◆ **TASK PROMPT**: Check each line of the material below, and copy it if it holds the string "Memory".

[Items from a data source]
..............................

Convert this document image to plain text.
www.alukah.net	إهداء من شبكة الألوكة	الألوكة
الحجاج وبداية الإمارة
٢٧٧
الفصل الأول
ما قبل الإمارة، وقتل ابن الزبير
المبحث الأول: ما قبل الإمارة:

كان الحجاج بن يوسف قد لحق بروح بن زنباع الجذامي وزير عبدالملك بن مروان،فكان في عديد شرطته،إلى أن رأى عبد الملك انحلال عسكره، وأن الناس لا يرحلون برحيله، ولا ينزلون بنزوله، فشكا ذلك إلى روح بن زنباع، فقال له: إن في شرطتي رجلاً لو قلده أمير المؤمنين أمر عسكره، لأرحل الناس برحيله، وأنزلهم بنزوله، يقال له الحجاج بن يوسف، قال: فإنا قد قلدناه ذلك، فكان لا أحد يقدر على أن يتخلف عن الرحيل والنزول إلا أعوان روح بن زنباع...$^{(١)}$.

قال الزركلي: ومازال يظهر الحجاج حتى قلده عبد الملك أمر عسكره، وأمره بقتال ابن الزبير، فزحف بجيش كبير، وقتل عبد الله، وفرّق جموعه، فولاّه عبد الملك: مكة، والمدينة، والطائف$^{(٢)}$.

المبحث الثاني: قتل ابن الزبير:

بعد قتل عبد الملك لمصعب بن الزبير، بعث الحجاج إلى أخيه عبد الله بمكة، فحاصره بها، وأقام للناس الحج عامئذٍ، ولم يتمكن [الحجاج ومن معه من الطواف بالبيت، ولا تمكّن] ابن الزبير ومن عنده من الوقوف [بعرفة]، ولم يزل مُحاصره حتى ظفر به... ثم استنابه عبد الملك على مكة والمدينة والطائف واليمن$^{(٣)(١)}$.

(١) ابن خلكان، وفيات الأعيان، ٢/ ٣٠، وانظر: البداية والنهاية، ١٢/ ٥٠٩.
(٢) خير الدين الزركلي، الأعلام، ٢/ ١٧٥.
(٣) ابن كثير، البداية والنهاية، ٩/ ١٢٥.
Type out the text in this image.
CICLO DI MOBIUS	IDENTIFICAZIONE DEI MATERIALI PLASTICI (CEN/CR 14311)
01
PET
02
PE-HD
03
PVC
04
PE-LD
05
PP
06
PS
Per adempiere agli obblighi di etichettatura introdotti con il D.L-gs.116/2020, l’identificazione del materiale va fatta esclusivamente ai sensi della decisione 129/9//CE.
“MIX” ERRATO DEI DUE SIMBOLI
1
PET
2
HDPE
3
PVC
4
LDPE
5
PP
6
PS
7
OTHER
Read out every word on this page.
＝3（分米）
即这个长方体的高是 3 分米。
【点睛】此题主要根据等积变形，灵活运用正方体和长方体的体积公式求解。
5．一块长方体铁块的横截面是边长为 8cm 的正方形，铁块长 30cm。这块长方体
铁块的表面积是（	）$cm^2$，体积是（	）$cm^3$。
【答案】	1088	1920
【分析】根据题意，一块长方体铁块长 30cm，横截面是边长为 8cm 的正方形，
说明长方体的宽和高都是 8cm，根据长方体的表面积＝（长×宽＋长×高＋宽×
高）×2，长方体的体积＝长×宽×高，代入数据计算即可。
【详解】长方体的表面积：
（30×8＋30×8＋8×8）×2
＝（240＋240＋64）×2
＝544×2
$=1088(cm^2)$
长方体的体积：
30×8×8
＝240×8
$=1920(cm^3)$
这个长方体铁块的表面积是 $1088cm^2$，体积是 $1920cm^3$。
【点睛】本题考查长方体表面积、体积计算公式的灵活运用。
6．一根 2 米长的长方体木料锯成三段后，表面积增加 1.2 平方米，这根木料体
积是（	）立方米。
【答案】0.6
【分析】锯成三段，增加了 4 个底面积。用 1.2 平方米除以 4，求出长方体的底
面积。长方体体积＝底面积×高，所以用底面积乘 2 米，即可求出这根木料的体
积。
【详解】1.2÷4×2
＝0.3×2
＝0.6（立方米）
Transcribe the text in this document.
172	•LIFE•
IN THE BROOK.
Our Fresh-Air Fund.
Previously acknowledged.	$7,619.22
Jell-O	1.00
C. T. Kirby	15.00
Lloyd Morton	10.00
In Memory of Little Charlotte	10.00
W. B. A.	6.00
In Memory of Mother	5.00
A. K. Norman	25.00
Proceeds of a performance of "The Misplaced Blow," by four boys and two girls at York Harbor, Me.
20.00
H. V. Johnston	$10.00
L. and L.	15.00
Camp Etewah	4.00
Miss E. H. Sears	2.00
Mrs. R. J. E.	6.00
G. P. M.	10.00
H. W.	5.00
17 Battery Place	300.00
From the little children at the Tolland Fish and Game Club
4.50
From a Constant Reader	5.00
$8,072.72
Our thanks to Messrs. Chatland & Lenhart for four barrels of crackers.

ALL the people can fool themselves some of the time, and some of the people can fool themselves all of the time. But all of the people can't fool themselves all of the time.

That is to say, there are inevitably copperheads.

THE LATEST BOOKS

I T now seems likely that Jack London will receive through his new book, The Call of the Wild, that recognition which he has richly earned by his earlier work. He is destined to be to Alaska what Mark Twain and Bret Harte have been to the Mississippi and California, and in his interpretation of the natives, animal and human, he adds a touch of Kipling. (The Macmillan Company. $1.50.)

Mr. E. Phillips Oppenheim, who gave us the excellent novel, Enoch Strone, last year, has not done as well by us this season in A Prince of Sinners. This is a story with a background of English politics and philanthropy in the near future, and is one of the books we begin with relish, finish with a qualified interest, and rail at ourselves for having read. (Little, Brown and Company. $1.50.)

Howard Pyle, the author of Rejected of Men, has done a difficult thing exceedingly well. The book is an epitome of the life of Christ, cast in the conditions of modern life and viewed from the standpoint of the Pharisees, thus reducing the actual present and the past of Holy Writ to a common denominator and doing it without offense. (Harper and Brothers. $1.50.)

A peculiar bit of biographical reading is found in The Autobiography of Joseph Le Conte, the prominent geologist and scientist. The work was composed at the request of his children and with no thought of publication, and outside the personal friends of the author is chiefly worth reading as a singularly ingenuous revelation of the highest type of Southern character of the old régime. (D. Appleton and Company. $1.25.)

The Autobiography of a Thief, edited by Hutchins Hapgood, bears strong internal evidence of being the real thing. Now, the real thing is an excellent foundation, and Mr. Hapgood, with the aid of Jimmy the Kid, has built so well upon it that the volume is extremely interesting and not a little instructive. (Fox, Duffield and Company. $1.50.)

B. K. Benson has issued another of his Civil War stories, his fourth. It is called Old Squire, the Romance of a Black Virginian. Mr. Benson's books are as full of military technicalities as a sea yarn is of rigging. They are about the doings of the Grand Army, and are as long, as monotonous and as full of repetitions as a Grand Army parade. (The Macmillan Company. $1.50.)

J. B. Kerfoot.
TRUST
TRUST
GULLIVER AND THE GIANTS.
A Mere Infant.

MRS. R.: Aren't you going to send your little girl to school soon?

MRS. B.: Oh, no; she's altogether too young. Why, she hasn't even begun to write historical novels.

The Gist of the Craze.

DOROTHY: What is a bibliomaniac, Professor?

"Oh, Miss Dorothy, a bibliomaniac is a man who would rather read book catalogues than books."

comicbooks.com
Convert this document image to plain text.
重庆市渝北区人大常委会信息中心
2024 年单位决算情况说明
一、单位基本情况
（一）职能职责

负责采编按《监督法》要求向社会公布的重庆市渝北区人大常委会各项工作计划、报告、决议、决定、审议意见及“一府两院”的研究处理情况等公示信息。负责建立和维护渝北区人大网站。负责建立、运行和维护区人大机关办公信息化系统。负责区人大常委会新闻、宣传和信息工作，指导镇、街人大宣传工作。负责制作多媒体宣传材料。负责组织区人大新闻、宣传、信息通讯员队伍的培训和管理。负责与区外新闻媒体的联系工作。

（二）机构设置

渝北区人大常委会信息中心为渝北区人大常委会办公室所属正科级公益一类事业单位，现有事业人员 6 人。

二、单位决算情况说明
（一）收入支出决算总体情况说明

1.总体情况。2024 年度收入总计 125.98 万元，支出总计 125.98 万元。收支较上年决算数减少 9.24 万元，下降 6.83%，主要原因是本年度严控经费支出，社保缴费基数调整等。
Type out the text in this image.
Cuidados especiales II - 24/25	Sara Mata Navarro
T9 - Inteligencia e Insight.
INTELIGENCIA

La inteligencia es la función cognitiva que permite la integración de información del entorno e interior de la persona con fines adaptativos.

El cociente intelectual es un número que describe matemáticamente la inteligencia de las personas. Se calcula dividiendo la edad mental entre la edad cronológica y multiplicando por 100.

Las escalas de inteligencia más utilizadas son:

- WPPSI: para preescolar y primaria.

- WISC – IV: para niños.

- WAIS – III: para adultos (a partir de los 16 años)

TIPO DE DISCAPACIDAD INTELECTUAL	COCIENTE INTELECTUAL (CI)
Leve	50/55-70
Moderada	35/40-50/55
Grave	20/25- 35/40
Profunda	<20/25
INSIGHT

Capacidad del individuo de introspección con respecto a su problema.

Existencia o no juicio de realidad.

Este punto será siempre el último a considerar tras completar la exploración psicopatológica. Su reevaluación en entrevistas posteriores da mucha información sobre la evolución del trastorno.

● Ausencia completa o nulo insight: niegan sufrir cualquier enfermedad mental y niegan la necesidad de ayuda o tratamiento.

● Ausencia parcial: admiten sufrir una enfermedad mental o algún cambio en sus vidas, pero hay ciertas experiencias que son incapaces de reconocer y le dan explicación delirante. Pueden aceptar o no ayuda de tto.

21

..............................

◆ **ANSWER TO THE TASK**:
In Memory of Little Charlotte	10.00
In Memory of Mother	5.00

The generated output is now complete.